--- WHAT YOU WILL DO ---
Please transcribe the entries below without changing a single character.

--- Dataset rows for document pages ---
***

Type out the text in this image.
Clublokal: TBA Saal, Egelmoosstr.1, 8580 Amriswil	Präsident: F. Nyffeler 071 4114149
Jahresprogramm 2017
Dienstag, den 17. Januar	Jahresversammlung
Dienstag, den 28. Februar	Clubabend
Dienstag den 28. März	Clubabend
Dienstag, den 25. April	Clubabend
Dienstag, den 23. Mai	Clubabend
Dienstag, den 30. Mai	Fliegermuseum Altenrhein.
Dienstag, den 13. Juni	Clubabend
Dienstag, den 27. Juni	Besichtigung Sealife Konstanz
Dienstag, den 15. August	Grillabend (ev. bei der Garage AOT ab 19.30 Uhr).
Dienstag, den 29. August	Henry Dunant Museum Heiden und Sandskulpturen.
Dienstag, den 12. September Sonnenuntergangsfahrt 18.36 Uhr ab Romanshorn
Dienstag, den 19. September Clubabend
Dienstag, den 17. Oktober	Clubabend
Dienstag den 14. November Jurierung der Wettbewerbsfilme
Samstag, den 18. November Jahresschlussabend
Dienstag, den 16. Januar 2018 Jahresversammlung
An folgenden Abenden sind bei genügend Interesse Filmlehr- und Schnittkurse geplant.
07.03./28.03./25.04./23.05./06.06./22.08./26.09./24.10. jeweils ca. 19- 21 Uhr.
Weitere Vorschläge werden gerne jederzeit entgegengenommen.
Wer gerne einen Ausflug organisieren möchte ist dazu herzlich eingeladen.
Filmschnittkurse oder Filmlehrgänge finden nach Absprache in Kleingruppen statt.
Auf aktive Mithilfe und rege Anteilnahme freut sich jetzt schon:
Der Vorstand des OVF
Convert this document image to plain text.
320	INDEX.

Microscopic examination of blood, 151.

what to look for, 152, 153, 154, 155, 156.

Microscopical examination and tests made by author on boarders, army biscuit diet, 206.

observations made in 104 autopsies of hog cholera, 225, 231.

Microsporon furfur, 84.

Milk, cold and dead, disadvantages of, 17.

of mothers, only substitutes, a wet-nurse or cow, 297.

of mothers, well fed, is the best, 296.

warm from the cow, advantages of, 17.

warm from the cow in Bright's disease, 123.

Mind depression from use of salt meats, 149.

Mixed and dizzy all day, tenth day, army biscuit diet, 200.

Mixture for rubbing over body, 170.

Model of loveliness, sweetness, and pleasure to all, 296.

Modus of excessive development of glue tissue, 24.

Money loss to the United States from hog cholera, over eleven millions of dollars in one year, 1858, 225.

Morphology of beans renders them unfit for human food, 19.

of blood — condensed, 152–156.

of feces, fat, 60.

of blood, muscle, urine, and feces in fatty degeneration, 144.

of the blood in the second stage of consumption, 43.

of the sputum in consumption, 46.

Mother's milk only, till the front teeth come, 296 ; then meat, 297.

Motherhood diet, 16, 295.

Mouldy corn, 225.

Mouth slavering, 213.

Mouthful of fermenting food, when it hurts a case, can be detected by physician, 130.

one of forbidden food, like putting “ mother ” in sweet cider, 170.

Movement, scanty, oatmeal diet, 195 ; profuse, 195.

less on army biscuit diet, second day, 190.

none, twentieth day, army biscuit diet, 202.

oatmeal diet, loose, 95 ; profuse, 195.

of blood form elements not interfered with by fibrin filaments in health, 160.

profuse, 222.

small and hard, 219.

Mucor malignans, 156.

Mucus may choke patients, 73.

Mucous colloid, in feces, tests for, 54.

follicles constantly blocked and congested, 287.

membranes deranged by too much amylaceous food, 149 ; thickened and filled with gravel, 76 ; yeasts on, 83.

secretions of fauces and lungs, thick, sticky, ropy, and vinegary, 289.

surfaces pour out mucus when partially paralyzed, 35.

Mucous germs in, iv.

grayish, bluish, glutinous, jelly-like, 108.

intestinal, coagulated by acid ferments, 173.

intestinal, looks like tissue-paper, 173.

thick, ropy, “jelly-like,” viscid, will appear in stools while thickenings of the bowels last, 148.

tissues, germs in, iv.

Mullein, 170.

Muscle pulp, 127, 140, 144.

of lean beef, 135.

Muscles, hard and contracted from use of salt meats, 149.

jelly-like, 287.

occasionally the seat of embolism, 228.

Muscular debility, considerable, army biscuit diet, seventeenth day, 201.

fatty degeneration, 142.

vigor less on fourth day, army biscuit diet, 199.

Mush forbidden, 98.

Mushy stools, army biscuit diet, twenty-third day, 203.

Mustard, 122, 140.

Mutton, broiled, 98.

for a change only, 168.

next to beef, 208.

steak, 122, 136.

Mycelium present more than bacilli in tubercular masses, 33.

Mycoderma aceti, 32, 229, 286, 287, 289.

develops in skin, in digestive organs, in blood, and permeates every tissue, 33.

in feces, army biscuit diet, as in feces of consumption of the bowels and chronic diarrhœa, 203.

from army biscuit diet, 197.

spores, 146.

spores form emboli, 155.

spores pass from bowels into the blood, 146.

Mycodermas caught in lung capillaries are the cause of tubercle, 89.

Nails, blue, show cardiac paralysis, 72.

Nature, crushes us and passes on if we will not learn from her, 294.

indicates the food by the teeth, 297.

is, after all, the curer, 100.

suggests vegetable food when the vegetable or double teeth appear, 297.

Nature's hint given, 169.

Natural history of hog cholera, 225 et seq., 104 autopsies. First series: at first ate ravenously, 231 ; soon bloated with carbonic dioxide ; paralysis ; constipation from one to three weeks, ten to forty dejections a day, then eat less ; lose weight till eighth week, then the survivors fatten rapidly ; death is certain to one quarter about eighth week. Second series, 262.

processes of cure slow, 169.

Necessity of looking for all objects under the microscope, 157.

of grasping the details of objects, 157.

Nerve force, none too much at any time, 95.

***

--- RESULT OF THIS TASK ---
Type out the text in this image.
Clublokal: TBA Saal, Egelmoosstr.1, 8580 Amriswil	Präsident: F. Nyffeler 071 4114149
Jahresprogramm 2017
Dienstag, den 17. Januar	Jahresversammlung
Dienstag, den 28. Februar	Clubabend
Dienstag den 28. März	Clubabend
Dienstag, den 25. April	Clubabend
Dienstag, den 23. Mai	Clubabend
Dienstag, den 30. Mai	Fliegermuseum Altenrhein.
Dienstag, den 13. Juni	Clubabend
Dienstag, den 27. Juni	Besichtigung Sealife Konstanz
Dienstag, den 15. August	Grillabend (ev. bei der Garage AOT ab 19.30 Uhr).
Dienstag, den 29. August	Henry Dunant Museum Heiden und Sandskulpturen.
Dienstag, den 12. September Sonnenuntergangsfahrt 18.36 Uhr ab Romanshorn
Dienstag, den 19. September Clubabend
Dienstag, den 17. Oktober	Clubabend
Dienstag den 14. November Jurierung der Wettbewerbsfilme
Samstag, den 18. November Jahresschlussabend
Dienstag, den 16. Januar 2018 Jahresversammlung
An folgenden Abenden sind bei genügend Interesse Filmlehr- und Schnittkurse geplant.
07.03./28.03./25.04./23.05./06.06./22.08./26.09./24.10. jeweils ca. 19- 21 Uhr.
Weitere Vorschläge werden gerne jederzeit entgegengenommen.
Wer gerne einen Ausflug organisieren möchte ist dazu herzlich eingeladen.
Filmschnittkurse oder Filmlehrgänge finden nach Absprache in Kleingruppen statt.
Auf aktive Mithilfe und rege Anteilnahme freut sich jetzt schon:
Der Vorstand des OVF
Convert this document image to plain text.
320	INDEX.

Microscopic examination of blood, 151.

what to look for, 152, 153, 154, 155, 156.

Microscopical examination and tests made by author on boarders, army biscuit diet, 206.

observations made in 104 autopsies of hog cholera, 225, 231.

Microsporon furfur, 84.

Milk, cold and dead, disadvantages of, 17.

of mothers, only substitutes, a wet-nurse or cow, 297.

of mothers, well fed, is the best, 296.

warm from the cow, advantages of, 17.

warm from the cow in Bright's disease, 123.

Mind depression from use of salt meats, 149.

Mixed and dizzy all day, tenth day, army biscuit diet, 200.

Mixture for rubbing over body, 170.

Model of loveliness, sweetness, and pleasure to all, 296.

Modus of excessive development of glue tissue, 24.

Money loss to the United States from hog cholera, over eleven millions of dollars in one year, 1858, 225.

Morphology of beans renders them unfit for human food, 19.

of blood — condensed, 152–156.

of feces, fat, 60.

of blood, muscle, urine, and feces in fatty degeneration, 144.

of the blood in the second stage of consumption, 43.

of the sputum in consumption, 46.

Mother's milk only, till the front teeth come, 296 ; then meat, 297.

Motherhood diet, 16, 295.

Mouldy corn, 225.

Mouth slavering, 213.

Mouthful of fermenting food, when it hurts a case, can be detected by physician, 130.

one of forbidden food, like putting “ mother ” in sweet cider, 170.

Movement, scanty, oatmeal diet, 195 ; profuse, 195.

less on army biscuit diet, second day, 190.

none, twentieth day, army biscuit diet, 202.

oatmeal diet, loose, 95 ; profuse, 195.

of blood form elements not interfered with by fibrin filaments in health, 160.

profuse, 222.

small and hard, 219.

Mucor malignans, 156.

Mucus may choke patients, 73.

Mucous colloid, in feces, tests for, 54.

follicles constantly blocked and congested, 287.

membranes deranged by too much amylaceous food, 149 ; thickened and filled with gravel, 76 ; yeasts on, 83.

secretions of fauces and lungs, thick, sticky, ropy, and vinegary, 289.

surfaces pour out mucus when partially paralyzed, 35.

Mucous germs in, iv.

grayish, bluish, glutinous, jelly-like, 108.

intestinal, coagulated by acid ferments, 173.

intestinal, looks like tissue-paper, 173.

thick, ropy, “jelly-like,” viscid, will appear in stools while thickenings of the bowels last, 148.

tissues, germs in, iv.

Mullein, 170.

Muscle pulp, 127, 140, 144.

of lean beef, 135.

Muscles, hard and contracted from use of salt meats, 149.

jelly-like, 287.

occasionally the seat of embolism, 228.

Muscular debility, considerable, army biscuit diet, seventeenth day, 201.

fatty degeneration, 142.

vigor less on fourth day, army biscuit diet, 199.

Mush forbidden, 98.

Mushy stools, army biscuit diet, twenty-third day, 203.

Mustard, 122, 140.

Mutton, broiled, 98.

for a change only, 168.

next to beef, 208.

steak, 122, 136.

Mycelium present more than bacilli in tubercular masses, 33.

Mycoderma aceti, 32, 229, 286, 287, 289.

develops in skin, in digestive organs, in blood, and permeates every tissue, 33.

in feces, army biscuit diet, as in feces of consumption of the bowels and chronic diarrhœa, 203.

from army biscuit diet, 197.

spores, 146.

spores form emboli, 155.

spores pass from bowels into the blood, 146.

Mycodermas caught in lung capillaries are the cause of tubercle, 89.

Nails, blue, show cardiac paralysis, 72.

Nature, crushes us and passes on if we will not learn from her, 294.

indicates the food by the teeth, 297.

is, after all, the curer, 100.

suggests vegetable food when the vegetable or double teeth appear, 297.

Nature's hint given, 169.

Natural history of hog cholera, 225 et seq., 104 autopsies. First series: at first ate ravenously, 231 ; soon bloated with carbonic dioxide ; paralysis ; constipation from one to three weeks, ten to forty dejections a day, then eat less ; lose weight till eighth week, then the survivors fatten rapidly ; death is certain to one quarter about eighth week. Second series, 262.

processes of cure slow, 169.

Necessity of looking for all objects under the microscope, 157.

of grasping the details of objects, 157.

Nerve force, none too much at any time, 95.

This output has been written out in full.